§ What is asked
Your task is to copy every record exactly.

§ Data provided
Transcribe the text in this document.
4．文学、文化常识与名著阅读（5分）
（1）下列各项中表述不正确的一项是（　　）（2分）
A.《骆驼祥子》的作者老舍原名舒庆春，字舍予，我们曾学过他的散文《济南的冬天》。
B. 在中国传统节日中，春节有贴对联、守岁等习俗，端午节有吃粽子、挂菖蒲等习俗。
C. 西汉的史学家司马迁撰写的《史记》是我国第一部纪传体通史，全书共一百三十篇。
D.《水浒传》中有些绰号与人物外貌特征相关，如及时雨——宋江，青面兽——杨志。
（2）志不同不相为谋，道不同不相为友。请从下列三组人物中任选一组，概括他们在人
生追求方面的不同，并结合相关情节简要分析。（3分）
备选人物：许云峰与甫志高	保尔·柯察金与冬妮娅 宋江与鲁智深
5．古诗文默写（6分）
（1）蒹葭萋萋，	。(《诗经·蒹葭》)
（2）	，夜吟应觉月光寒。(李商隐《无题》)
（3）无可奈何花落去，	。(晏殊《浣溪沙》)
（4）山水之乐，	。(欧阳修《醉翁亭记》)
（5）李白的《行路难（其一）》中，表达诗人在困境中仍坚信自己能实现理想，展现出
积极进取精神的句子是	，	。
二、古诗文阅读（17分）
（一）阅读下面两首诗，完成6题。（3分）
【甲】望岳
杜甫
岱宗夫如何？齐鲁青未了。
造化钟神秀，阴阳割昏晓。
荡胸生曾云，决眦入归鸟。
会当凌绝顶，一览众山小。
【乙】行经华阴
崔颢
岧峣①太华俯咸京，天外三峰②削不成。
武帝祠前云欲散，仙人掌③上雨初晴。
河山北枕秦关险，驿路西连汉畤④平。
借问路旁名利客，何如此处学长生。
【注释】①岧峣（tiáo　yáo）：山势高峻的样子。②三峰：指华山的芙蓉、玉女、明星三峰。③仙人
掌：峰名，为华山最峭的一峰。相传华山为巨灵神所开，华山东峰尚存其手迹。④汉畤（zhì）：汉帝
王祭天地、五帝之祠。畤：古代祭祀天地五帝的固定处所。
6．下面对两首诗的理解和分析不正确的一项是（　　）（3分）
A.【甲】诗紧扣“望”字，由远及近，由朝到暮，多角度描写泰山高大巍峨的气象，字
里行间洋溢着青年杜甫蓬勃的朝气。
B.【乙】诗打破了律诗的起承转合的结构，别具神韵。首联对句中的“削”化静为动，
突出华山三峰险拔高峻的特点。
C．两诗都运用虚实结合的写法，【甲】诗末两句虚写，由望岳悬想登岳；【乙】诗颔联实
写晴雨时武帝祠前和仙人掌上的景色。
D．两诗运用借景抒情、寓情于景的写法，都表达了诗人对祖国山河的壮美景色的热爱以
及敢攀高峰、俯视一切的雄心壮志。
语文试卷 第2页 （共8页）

§ Full response
Transcribe the text in this document.
4．文学、文化常识与名著阅读（5分）
（1）下列各项中表述不正确的一项是（　　）（2分）
A.《骆驼祥子》的作者老舍原名舒庆春，字舍予，我们曾学过他的散文《济南的冬天》。
B. 在中国传统节日中，春节有贴对联、守岁等习俗，端午节有吃粽子、挂菖蒲等习俗。
C. 西汉的史学家司马迁撰写的《史记》是我国第一部纪传体通史，全书共一百三十篇。
D.《水浒传》中有些绰号与人物外貌特征相关，如及时雨——宋江，青面兽——杨志。
（2）志不同不相为谋，道不同不相为友。请从下列三组人物中任选一组，概括他们在人
生追求方面的不同，并结合相关情节简要分析。（3分）
备选人物：许云峰与甫志高	保尔·柯察金与冬妮娅 宋江与鲁智深
5．古诗文默写（6分）
（1）蒹葭萋萋，	。(《诗经·蒹葭》)
（2）	，夜吟应觉月光寒。(李商隐《无题》)
（3）无可奈何花落去，	。(晏殊《浣溪沙》)
（4）山水之乐，	。(欧阳修《醉翁亭记》)
（5）李白的《行路难（其一）》中，表达诗人在困境中仍坚信自己能实现理想，展现出
积极进取精神的句子是	，	。
二、古诗文阅读（17分）
（一）阅读下面两首诗，完成6题。（3分）
【甲】望岳
杜甫
岱宗夫如何？齐鲁青未了。
造化钟神秀，阴阳割昏晓。
荡胸生曾云，决眦入归鸟。
会当凌绝顶，一览众山小。
【乙】行经华阴
崔颢
岧峣①太华俯咸京，天外三峰②削不成。
武帝祠前云欲散，仙人掌③上雨初晴。
河山北枕秦关险，驿路西连汉畤④平。
借问路旁名利客，何如此处学长生。
【注释】①岧峣（tiáo　yáo）：山势高峻的样子。②三峰：指华山的芙蓉、玉女、明星三峰。③仙人
掌：峰名，为华山最峭的一峰。相传华山为巨灵神所开，华山东峰尚存其手迹。④汉畤（zhì）：汉帝
王祭天地、五帝之祠。畤：古代祭祀天地五帝的固定处所。
6．下面对两首诗的理解和分析不正确的一项是（　　）（3分）
A.【甲】诗紧扣“望”字，由远及近，由朝到暮，多角度描写泰山高大巍峨的气象，字
里行间洋溢着青年杜甫蓬勃的朝气。
B.【乙】诗打破了律诗的起承转合的结构，别具神韵。首联对句中的“削”化静为动，
突出华山三峰险拔高峻的特点。
C．两诗都运用虚实结合的写法，【甲】诗末两句虚写，由望岳悬想登岳；【乙】诗颔联实
写晴雨时武帝祠前和仙人掌上的景色。
D．两诗运用借景抒情、寓情于景的写法，都表达了诗人对祖国山河的壮美景色的热爱以
及敢攀高峰、俯视一切的雄心壮志。
语文试卷 第2页 （共8页）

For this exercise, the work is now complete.